(Dataset entries on figures)
────────

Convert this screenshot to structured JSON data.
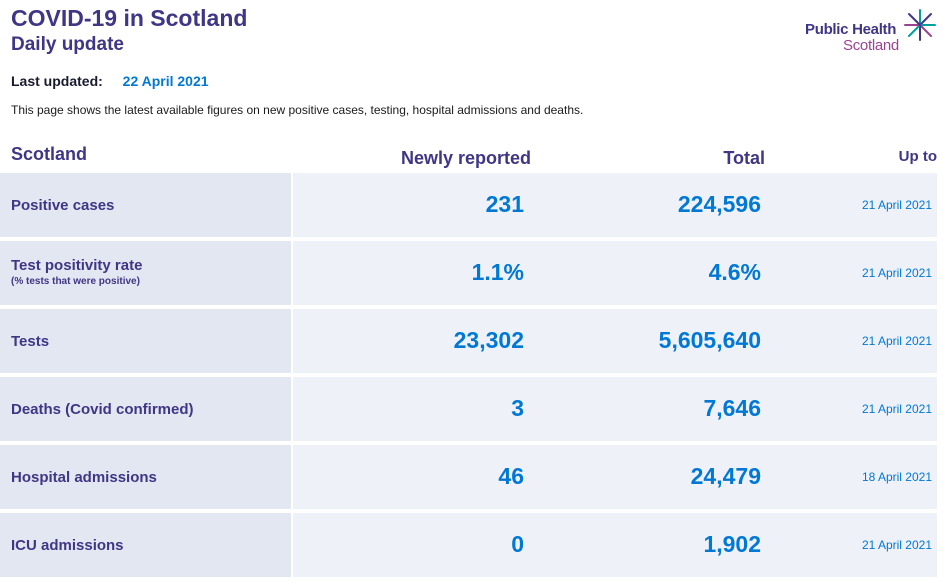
{
  "header": {
    "title": "COVID-19 in Scotland",
    "subtitle": "Daily update",
    "logo_line1": "Public Health",
    "logo_line2": "Scotland"
  },
  "updated": {
    "label": "Last updated:",
    "value": "22 April 2021"
  },
  "intro": "This page shows the latest available figures on new positive cases, testing, hospital admissions and deaths.",
  "table": {
    "columns": {
      "area": "Scotland",
      "new": "Newly reported",
      "total": "Total",
      "upto": "Up to"
    },
    "rows": [
      {
        "label": "Positive cases",
        "sublabel": "",
        "new": "231",
        "total": "224,596",
        "upto": "21 April 2021"
      },
      {
        "label": "Test positivity rate",
        "sublabel": "(% tests that were positive)",
        "new": "1.1%",
        "total": "4.6%",
        "upto": "21 April 2021"
      },
      {
        "label": "Tests",
        "sublabel": "",
        "new": "23,302",
        "total": "5,605,640",
        "upto": "21 April 2021"
      },
      {
        "label": "Deaths (Covid confirmed)",
        "sublabel": "",
        "new": "3",
        "total": "7,646",
        "upto": "21 April 2021"
      },
      {
        "label": "Hospital admissions",
        "sublabel": "",
        "new": "46",
        "total": "24,479",
        "upto": "18 April 2021"
      },
      {
        "label": "ICU admissions",
        "sublabel": "",
        "new": "0",
        "total": "1,902",
        "upto": "21 April 2021"
      }
    ]
  },
  "colors": {
    "brand_purple": "#3f3685",
    "accent_blue": "#0078d4",
    "logo_magenta": "#9b4393",
    "logo_teal": "#00a0a0"
  }
}
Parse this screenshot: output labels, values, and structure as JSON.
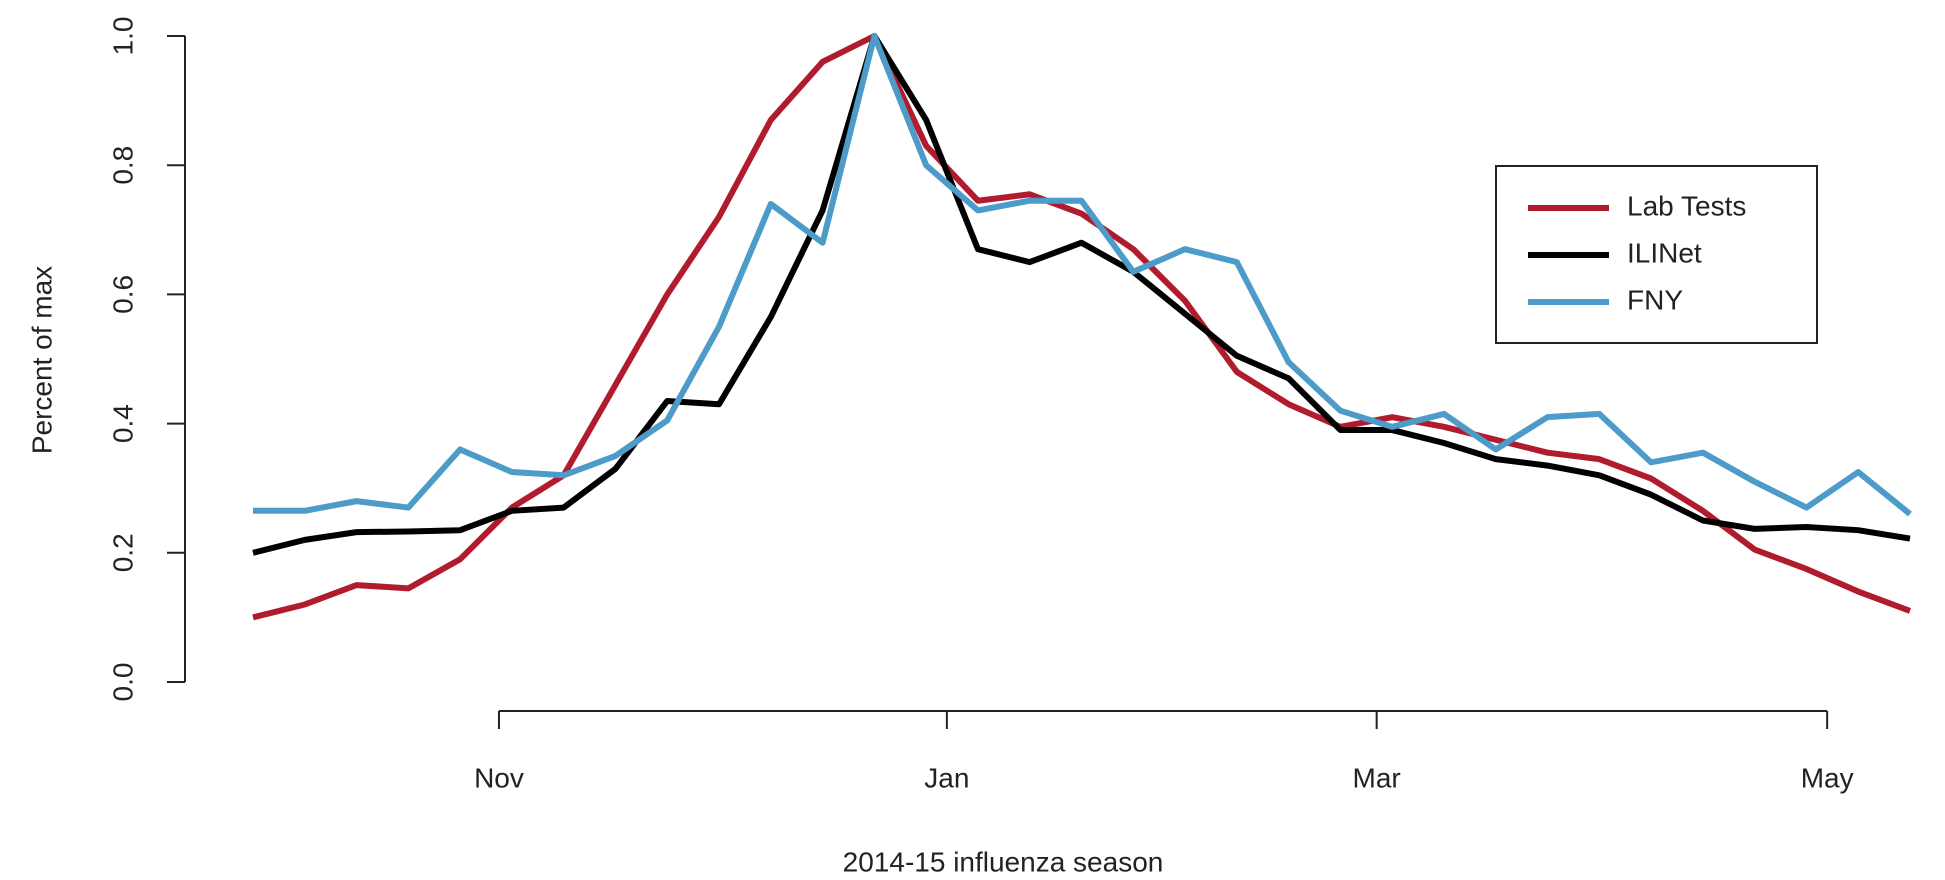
{
  "chart_data": {
    "type": "line",
    "x_label": "2014-15 influenza season",
    "y_label": "Percent of max",
    "x": [
      0,
      1,
      2,
      3,
      4,
      5,
      6,
      7,
      8,
      9,
      10,
      11,
      12,
      13,
      14,
      15,
      16,
      17,
      18,
      19,
      20,
      21,
      22,
      23,
      24,
      25,
      26,
      27,
      28,
      29,
      30,
      31,
      32
    ],
    "xlim": [
      0,
      32
    ],
    "xticks": [
      {
        "value": 4.75,
        "label": "Nov"
      },
      {
        "value": 13.4,
        "label": "Jan"
      },
      {
        "value": 21.7,
        "label": "Mar"
      },
      {
        "value": 30.4,
        "label": "May"
      }
    ],
    "ylim": [
      0,
      1
    ],
    "yticks": [
      {
        "value": 0,
        "label": "0.0"
      },
      0.2,
      0.4,
      0.6,
      0.8,
      {
        "value": 1,
        "label": "1.0"
      }
    ],
    "legend": "top right",
    "series": [
      {
        "name": "Lab Tests",
        "color": "#b01c2e",
        "values": [
          0.1,
          0.12,
          0.15,
          0.145,
          0.19,
          0.27,
          0.32,
          0.46,
          0.6,
          0.72,
          0.87,
          0.96,
          1.0,
          0.83,
          0.745,
          0.755,
          0.725,
          0.67,
          0.59,
          0.48,
          0.43,
          0.395,
          0.41,
          0.395,
          0.375,
          0.355,
          0.345,
          0.315,
          0.265,
          0.205,
          0.175,
          0.14,
          0.11
        ]
      },
      {
        "name": "ILINet",
        "color": "#000000",
        "values": [
          0.2,
          0.22,
          0.232,
          0.233,
          0.235,
          0.265,
          0.27,
          0.33,
          0.435,
          0.43,
          0.565,
          0.73,
          1.0,
          0.87,
          0.67,
          0.65,
          0.68,
          0.635,
          0.57,
          0.505,
          0.47,
          0.39,
          0.39,
          0.37,
          0.345,
          0.335,
          0.32,
          0.29,
          0.25,
          0.237,
          0.24,
          0.235,
          0.222
        ]
      },
      {
        "name": "FNY",
        "color": "#4d9bc9",
        "values": [
          0.265,
          0.265,
          0.28,
          0.27,
          0.36,
          0.325,
          0.32,
          0.35,
          0.405,
          0.55,
          0.74,
          0.68,
          1.0,
          0.8,
          0.73,
          0.745,
          0.745,
          0.635,
          0.67,
          0.65,
          0.495,
          0.42,
          0.395,
          0.415,
          0.36,
          0.41,
          0.415,
          0.34,
          0.355,
          0.31,
          0.27,
          0.325,
          0.26
        ]
      }
    ]
  }
}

────────

(Work to complete) Leave out every picture and copy the rest of the records exactly.

(Reply to the exercise)
Convert this screenshot to structured JSON data.
{
  "header": {
    "title": "COVID-19 in Scotland",
    "subtitle": "Daily update",
    "logo_line1": "Public Health",
    "logo_line2": "Scotland"
  },
  "updated": {
    "label": "Last updated:",
    "value": "22 April 2021"
  },
  "intro": "This page shows the latest available figures on new positive cases, testing, hospital admissions and deaths.",
  "table": {
    "columns": {
      "area": "Scotland",
      "new": "Newly reported",
      "total": "Total",
      "upto": "Up to"
    },
    "rows": [
      {
        "label": "Positive cases",
        "sublabel": "",
        "new": "231",
        "total": "224,596",
        "upto": "21 April 2021"
      },
      {
        "label": "Test positivity rate",
        "sublabel": "(% tests that were positive)",
        "new": "1.1%",
        "total": "4.6%",
        "upto": "21 April 2021"
      },
      {
        "label": "Tests",
        "sublabel": "",
        "new": "23,302",
        "total": "5,605,640",
        "upto": "21 April 2021"
      },
      {
        "label": "Deaths (Covid confirmed)",
        "sublabel": "",
        "new": "3",
        "total": "7,646",
        "upto": "21 April 2021"
      },
      {
        "label": "Hospital admissions",
        "sublabel": "",
        "new": "46",
        "total": "24,479",
        "upto": "18 April 2021"
      },
      {
        "label": "ICU admissions",
        "sublabel": "",
        "new": "0",
        "total": "1,902",
        "upto": "21 April 2021"
      }
    ]
  },
  "colors": {
    "brand_purple": "#3f3685",
    "accent_blue": "#0078d4",
    "logo_magenta": "#9b4393",
    "logo_teal": "#00a0a0"
  }
}
Parse this screenshot: output labels, values, and structure as JSON.
{
  "chart_data": {
    "type": "line",
    "x_label": "2014-15 influenza season",
    "y_label": "Percent of max",
    "x": [
      0,
      1,
      2,
      3,
      4,
      5,
      6,
      7,
      8,
      9,
      10,
      11,
      12,
      13,
      14,
      15,
      16,
      17,
      18,
      19,
      20,
      21,
      22,
      23,
      24,
      25,
      26,
      27,
      28,
      29,
      30,
      31,
      32
    ],
    "xlim": [
      0,
      32
    ],
    "xticks": [
      {
        "value": 4.75,
        "label": "Nov"
      },
      {
        "value": 13.4,
        "label": "Jan"
      },
      {
        "value": 21.7,
        "label": "Mar"
      },
      {
        "value": 30.4,
        "label": "May"
      }
    ],
    "ylim": [
      0,
      1
    ],
    "yticks": [
      {
        "value": 0,
        "label": "0.0"
      },
      0.2,
      0.4,
      0.6,
      0.8,
      {
        "value": 1,
        "label": "1.0"
      }
    ],
    "legend": "top right",
    "series": [
      {
        "name": "Lab Tests",
        "color": "#b01c2e",
        "values": [
          0.1,
          0.12,
          0.15,
          0.145,
          0.19,
          0.27,
          0.32,
          0.46,
          0.6,
          0.72,
          0.87,
          0.96,
          1.0,
          0.83,
          0.745,
          0.755,
          0.725,
          0.67,
          0.59,
          0.48,
          0.43,
          0.395,
          0.41,
          0.395,
          0.375,
          0.355,
          0.345,
          0.315,
          0.265,
          0.205,
          0.175,
          0.14,
          0.11
        ]
      },
      {
        "name": "ILINet",
        "color": "#000000",
        "values": [
          0.2,
          0.22,
          0.232,
          0.233,
          0.235,
          0.265,
          0.27,
          0.33,
          0.435,
          0.43,
          0.565,
          0.73,
          1.0,
          0.87,
          0.67,
          0.65,
          0.68,
          0.635,
          0.57,
          0.505,
          0.47,
          0.39,
          0.39,
          0.37,
          0.345,
          0.335,
          0.32,
          0.29,
          0.25,
          0.237,
          0.24,
          0.235,
          0.222
        ]
      },
      {
        "name": "FNY",
        "color": "#4d9bc9",
        "values": [
          0.265,
          0.265,
          0.28,
          0.27,
          0.36,
          0.325,
          0.32,
          0.35,
          0.405,
          0.55,
          0.74,
          0.68,
          1.0,
          0.8,
          0.73,
          0.745,
          0.745,
          0.635,
          0.67,
          0.65,
          0.495,
          0.42,
          0.395,
          0.415,
          0.36,
          0.41,
          0.415,
          0.34,
          0.355,
          0.31,
          0.27,
          0.325,
          0.26
        ]
      }
    ]
  }
}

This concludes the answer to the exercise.